■ **Supplied entries**
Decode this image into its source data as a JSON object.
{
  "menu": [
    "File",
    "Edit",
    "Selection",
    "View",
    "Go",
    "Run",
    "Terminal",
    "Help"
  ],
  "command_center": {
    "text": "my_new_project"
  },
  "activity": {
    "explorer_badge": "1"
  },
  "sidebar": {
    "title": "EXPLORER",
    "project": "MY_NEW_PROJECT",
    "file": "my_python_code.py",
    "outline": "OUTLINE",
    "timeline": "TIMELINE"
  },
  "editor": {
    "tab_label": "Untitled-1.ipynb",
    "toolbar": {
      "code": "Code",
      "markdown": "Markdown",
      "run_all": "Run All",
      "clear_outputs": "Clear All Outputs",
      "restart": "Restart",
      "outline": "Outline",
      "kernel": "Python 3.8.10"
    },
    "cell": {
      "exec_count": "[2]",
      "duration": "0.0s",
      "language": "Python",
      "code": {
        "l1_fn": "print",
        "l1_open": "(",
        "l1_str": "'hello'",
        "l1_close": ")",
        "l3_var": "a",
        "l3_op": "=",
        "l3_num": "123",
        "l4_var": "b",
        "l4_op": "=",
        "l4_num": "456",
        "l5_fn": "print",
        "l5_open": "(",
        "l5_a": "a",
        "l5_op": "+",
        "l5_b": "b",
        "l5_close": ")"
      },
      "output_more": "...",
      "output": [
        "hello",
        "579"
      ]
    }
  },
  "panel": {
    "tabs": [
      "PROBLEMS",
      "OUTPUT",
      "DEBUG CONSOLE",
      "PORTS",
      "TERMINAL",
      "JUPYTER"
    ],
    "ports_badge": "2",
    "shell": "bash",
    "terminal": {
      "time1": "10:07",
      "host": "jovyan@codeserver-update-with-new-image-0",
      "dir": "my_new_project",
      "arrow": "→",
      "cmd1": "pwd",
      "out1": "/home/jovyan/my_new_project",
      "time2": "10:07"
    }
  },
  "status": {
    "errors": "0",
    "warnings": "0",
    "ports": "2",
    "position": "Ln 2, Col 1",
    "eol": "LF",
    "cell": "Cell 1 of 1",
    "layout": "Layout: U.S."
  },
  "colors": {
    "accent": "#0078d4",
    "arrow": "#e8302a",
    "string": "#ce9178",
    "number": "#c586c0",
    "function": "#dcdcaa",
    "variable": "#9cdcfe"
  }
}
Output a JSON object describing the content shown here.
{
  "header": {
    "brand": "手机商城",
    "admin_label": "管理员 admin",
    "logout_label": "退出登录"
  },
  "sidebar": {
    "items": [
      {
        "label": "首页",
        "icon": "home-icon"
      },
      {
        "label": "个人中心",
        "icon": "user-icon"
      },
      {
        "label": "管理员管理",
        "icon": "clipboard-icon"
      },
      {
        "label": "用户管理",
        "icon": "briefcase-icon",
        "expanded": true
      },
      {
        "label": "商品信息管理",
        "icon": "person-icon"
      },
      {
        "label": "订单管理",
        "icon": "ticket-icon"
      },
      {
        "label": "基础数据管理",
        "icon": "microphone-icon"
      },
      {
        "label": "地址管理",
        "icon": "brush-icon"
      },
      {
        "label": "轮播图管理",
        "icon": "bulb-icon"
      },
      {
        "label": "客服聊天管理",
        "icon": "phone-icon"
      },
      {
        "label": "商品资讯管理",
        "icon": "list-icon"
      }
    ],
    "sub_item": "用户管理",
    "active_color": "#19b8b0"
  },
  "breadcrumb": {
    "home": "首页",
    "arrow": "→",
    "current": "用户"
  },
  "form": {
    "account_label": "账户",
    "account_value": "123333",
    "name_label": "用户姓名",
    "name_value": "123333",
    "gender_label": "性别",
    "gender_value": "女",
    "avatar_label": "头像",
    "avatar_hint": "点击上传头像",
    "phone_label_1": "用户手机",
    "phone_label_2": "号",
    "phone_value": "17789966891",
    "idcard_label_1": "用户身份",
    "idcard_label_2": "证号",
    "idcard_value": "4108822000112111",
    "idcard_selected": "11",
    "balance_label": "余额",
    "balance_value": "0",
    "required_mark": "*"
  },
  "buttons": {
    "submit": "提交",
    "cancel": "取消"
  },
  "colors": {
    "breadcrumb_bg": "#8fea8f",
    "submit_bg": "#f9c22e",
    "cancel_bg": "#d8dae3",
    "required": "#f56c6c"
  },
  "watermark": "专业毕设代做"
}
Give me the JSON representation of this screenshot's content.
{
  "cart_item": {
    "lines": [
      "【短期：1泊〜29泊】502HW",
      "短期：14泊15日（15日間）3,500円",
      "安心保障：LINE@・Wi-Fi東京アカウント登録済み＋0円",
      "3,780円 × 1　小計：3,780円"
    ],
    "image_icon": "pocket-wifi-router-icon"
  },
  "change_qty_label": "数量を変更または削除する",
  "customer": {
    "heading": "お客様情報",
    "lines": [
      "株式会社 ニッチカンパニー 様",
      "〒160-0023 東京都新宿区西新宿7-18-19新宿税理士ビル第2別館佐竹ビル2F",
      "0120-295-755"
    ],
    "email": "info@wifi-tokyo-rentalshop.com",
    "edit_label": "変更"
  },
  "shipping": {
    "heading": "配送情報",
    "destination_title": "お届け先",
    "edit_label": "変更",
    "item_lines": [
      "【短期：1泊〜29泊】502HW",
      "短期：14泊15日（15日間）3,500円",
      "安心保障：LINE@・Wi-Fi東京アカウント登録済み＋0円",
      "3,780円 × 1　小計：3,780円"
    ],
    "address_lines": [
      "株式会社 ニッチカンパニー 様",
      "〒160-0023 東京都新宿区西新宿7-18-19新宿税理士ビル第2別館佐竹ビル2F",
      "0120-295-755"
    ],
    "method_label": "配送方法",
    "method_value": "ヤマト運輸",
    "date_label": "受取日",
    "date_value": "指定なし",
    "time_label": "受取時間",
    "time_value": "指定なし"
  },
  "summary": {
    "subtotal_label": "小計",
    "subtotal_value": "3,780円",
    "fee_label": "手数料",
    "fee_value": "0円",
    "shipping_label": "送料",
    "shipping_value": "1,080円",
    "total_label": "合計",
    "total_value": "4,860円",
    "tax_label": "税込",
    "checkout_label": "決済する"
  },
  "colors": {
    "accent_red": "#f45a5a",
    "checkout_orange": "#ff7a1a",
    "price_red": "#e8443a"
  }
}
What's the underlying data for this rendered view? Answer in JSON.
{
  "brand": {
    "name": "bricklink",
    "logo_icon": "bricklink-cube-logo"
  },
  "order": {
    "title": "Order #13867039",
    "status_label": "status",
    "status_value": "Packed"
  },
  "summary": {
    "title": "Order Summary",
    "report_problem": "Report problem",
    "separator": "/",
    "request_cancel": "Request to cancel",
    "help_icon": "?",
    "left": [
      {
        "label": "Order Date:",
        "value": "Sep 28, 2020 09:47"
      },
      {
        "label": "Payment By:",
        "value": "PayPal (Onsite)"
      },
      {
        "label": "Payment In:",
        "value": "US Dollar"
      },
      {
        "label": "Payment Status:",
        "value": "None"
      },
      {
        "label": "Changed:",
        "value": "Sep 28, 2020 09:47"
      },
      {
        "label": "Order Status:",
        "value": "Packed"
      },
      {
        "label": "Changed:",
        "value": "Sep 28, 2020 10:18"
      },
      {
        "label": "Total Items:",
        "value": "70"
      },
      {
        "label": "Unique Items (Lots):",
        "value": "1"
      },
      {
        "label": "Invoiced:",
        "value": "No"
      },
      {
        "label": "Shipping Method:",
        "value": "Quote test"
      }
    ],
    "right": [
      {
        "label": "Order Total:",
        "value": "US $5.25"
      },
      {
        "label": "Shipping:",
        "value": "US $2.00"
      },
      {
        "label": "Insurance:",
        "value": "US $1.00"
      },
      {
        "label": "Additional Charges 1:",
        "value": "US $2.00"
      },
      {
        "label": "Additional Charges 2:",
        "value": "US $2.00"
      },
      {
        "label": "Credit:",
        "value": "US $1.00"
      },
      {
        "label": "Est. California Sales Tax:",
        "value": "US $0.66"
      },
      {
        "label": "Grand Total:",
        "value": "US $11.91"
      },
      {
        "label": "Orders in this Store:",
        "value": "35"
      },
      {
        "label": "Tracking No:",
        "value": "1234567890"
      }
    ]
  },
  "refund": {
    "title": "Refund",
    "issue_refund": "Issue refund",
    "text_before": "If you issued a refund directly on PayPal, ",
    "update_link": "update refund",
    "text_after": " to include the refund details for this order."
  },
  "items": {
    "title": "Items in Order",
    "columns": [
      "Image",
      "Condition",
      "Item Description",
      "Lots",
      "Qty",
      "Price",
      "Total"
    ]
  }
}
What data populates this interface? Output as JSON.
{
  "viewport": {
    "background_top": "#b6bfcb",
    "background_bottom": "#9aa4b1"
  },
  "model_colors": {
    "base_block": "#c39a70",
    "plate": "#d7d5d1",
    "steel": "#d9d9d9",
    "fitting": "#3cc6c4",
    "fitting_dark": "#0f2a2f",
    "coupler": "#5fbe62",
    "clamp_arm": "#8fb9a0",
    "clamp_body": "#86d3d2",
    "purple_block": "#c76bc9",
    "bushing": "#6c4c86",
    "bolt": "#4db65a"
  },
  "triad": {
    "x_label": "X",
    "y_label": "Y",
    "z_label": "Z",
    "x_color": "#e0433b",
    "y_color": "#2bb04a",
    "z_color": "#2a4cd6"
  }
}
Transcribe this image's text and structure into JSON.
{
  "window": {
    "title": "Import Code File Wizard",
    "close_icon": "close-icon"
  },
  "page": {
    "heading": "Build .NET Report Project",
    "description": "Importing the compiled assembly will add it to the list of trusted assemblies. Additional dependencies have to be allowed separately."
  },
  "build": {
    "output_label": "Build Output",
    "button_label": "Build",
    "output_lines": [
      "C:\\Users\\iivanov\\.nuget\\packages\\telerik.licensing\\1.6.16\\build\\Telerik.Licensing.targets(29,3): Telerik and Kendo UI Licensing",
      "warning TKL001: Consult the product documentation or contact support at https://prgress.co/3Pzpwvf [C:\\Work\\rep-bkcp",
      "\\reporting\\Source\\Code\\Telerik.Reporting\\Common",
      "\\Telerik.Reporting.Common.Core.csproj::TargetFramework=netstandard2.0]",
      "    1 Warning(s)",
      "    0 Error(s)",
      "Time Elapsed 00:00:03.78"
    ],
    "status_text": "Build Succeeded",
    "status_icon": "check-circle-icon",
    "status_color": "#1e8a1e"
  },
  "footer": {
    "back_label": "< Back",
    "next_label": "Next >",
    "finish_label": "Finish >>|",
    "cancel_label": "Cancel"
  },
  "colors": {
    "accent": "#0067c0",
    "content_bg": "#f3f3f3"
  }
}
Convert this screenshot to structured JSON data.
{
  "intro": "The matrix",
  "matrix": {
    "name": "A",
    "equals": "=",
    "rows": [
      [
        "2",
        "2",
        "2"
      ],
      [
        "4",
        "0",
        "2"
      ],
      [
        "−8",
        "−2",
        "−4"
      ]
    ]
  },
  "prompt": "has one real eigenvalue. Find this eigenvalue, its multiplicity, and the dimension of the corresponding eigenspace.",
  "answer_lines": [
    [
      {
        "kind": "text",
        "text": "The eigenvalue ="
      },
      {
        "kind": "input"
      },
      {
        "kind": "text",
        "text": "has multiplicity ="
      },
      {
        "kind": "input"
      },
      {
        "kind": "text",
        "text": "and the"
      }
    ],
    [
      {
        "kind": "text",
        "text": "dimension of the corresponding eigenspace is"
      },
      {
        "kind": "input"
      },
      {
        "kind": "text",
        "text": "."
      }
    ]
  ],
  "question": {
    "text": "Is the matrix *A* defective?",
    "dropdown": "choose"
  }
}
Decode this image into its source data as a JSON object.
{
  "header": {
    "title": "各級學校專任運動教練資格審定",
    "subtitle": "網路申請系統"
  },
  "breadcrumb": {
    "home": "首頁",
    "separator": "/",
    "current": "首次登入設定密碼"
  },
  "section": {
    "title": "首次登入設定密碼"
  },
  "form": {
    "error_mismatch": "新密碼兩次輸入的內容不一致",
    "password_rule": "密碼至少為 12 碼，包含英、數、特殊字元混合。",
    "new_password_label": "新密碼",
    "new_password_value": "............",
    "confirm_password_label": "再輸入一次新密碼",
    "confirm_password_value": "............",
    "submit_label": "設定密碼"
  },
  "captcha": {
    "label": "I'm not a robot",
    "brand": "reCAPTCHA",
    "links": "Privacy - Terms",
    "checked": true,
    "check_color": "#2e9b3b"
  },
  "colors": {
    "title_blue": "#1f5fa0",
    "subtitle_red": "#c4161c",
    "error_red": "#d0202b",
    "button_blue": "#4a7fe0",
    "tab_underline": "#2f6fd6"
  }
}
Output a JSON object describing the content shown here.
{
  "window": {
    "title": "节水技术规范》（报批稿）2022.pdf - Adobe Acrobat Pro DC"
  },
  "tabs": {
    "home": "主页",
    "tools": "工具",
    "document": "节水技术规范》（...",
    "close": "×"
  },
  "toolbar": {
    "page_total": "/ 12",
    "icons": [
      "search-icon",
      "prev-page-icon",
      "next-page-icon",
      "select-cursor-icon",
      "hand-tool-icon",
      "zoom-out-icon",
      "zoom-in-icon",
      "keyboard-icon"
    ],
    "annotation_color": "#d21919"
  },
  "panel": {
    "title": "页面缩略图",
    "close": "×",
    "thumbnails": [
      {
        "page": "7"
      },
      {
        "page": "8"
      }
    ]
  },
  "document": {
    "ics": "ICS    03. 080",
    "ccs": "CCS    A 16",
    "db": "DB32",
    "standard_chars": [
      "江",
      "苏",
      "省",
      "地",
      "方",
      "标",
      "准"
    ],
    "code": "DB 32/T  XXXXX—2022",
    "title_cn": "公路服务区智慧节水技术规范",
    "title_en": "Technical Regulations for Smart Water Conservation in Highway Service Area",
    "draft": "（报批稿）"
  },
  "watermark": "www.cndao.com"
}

■ **Written exercise**
Among the lines of the data, identify those with the word "eigenspace". Copy each of them.

■ **The reply**
  "prompt": "has one real eigenvalue. Find this eigenvalue, its multiplicity, and the dimension of the corresponding eigenspace.",
        "text": "dimension of the corresponding eigenspace is"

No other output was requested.